▶ [Stated task]: An exact copy of all the data is required, with pictures left out.
** Start of Exercise data **
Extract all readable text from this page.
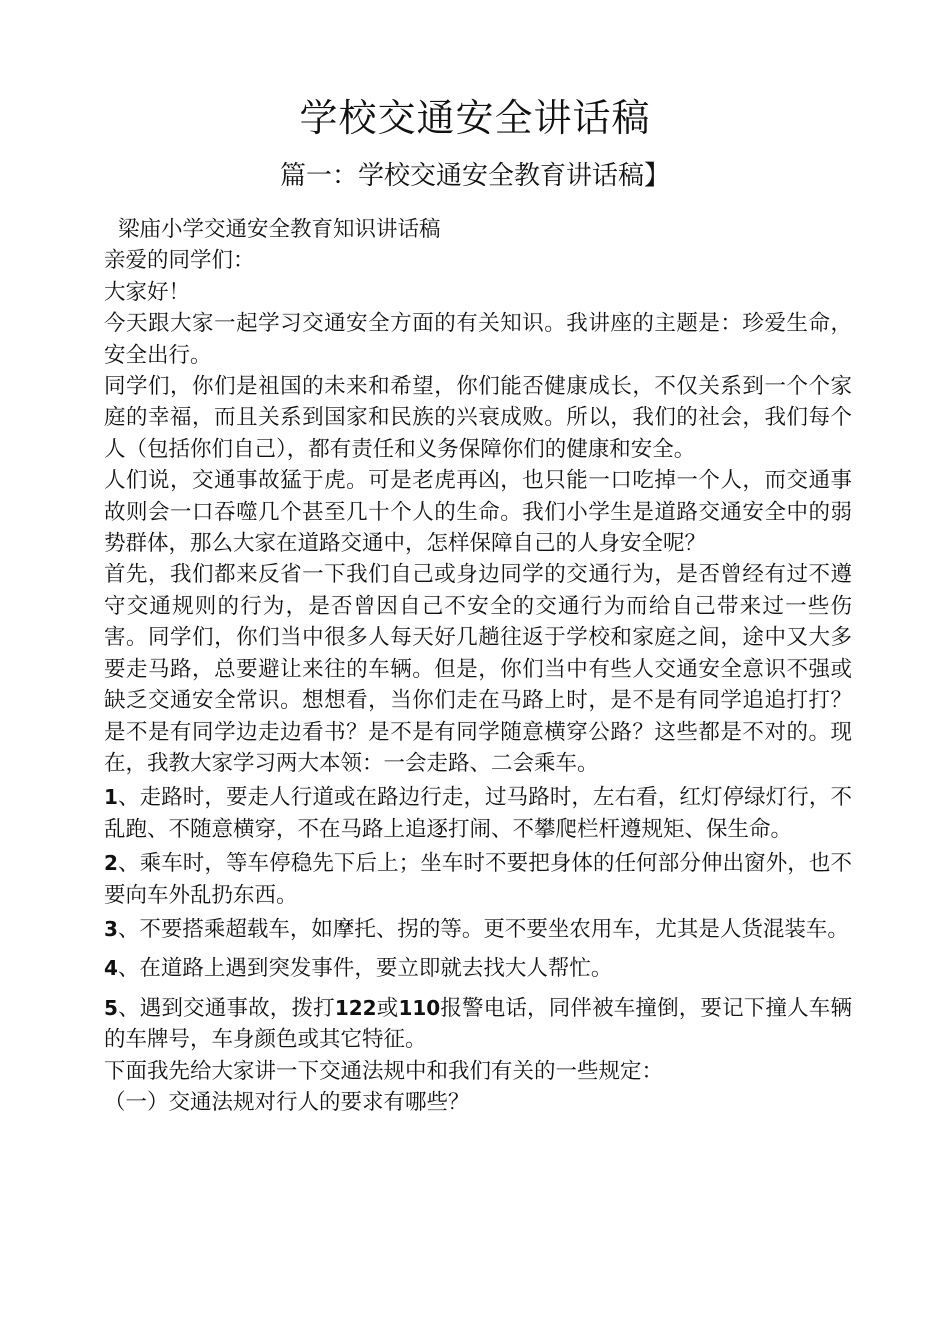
学校交通安全讲话稿
篇一：学校交通安全教育讲话稿】

梁庙小学交通安全教育知识讲话稿

亲爱的同学们：

大家好！

今天跟大家一起学习交通安全方面的有关知识。我讲座的主题是：珍爱生命，安全出行。

同学们，你们是祖国的未来和希望，你们能否健康成长，不仅关系到一个个家庭的幸福，而且关系到国家和民族的兴衰成败。所以，我们的社会，我们每个人（包括你们自己），都有责任和义务保障你们的健康和安全。

人们说，交通事故猛于虎。可是老虎再凶，也只能一口吃掉一个人，而交通事故则会一口吞噬几个甚至几十个人的生命。我们小学生是道路交通安全中的弱势群体，那么大家在道路交通中，怎样保障自己的人身安全呢？

首先，我们都来反省一下我们自己或身边同学的交通行为，是否曾经有过不遵守交通规则的行为，是否曾因自己不安全的交通行为而给自己带来过一些伤害。同学们，你们当中很多人每天好几趟往返于学校和家庭之间，途中又大多要走马路，总要避让来往的车辆。但是，你们当中有些人交通安全意识不强或缺乏交通安全常识。想想看，当你们走在马路上时，是不是有同学追追打打？是不是有同学边走边看书？是不是有同学随意横穿公路？这些都是不对的。现在，我教大家学习两大本领：一会走路、二会乘车。

1、走路时，要走人行道或在路边行走，过马路时，左右看，红灯停绿灯行，不乱跑、不随意横穿，不在马路上追逐打闹、不攀爬栏杆遵规矩、保生命。

2、乘车时，等车停稳先下后上；坐车时不要把身体的任何部分伸出窗外，也不要向车外乱扔东西。

3、不要搭乘超载车，如摩托、拐的等。更不要坐农用车，尤其是人货混装车。

4、在道路上遇到突发事件，要立即就去找大人帮忙。

5、遇到交通事故，拨打122或110报警电话，同伴被车撞倒，要记下撞人车辆的车牌号，车身颜色或其它特征。

下面我先给大家讲一下交通法规中和我们有关的一些规定：

（一）交通法规对行人的要求有哪些？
** End of Exercise data **
▶ [The response]:
Extract all readable text from this page.
学校交通安全讲话稿
篇一：学校交通安全教育讲话稿】

梁庙小学交通安全教育知识讲话稿

亲爱的同学们：

大家好！

今天跟大家一起学习交通安全方面的有关知识。我讲座的主题是：珍爱生命，安全出行。

同学们，你们是祖国的未来和希望，你们能否健康成长，不仅关系到一个个家庭的幸福，而且关系到国家和民族的兴衰成败。所以，我们的社会，我们每个人（包括你们自己），都有责任和义务保障你们的健康和安全。

人们说，交通事故猛于虎。可是老虎再凶，也只能一口吃掉一个人，而交通事故则会一口吞噬几个甚至几十个人的生命。我们小学生是道路交通安全中的弱势群体，那么大家在道路交通中，怎样保障自己的人身安全呢？

首先，我们都来反省一下我们自己或身边同学的交通行为，是否曾经有过不遵守交通规则的行为，是否曾因自己不安全的交通行为而给自己带来过一些伤害。同学们，你们当中很多人每天好几趟往返于学校和家庭之间，途中又大多要走马路，总要避让来往的车辆。但是，你们当中有些人交通安全意识不强或缺乏交通安全常识。想想看，当你们走在马路上时，是不是有同学追追打打？是不是有同学边走边看书？是不是有同学随意横穿公路？这些都是不对的。现在，我教大家学习两大本领：一会走路、二会乘车。

1、走路时，要走人行道或在路边行走，过马路时，左右看，红灯停绿灯行，不乱跑、不随意横穿，不在马路上追逐打闹、不攀爬栏杆遵规矩、保生命。

2、乘车时，等车停稳先下后上；坐车时不要把身体的任何部分伸出窗外，也不要向车外乱扔东西。

3、不要搭乘超载车，如摩托、拐的等。更不要坐农用车，尤其是人货混装车。

4、在道路上遇到突发事件，要立即就去找大人帮忙。

5、遇到交通事故，拨打122或110报警电话，同伴被车撞倒，要记下撞人车辆的车牌号，车身颜色或其它特征。

下面我先给大家讲一下交通法规中和我们有关的一些规定：

（一）交通法规对行人的要求有哪些？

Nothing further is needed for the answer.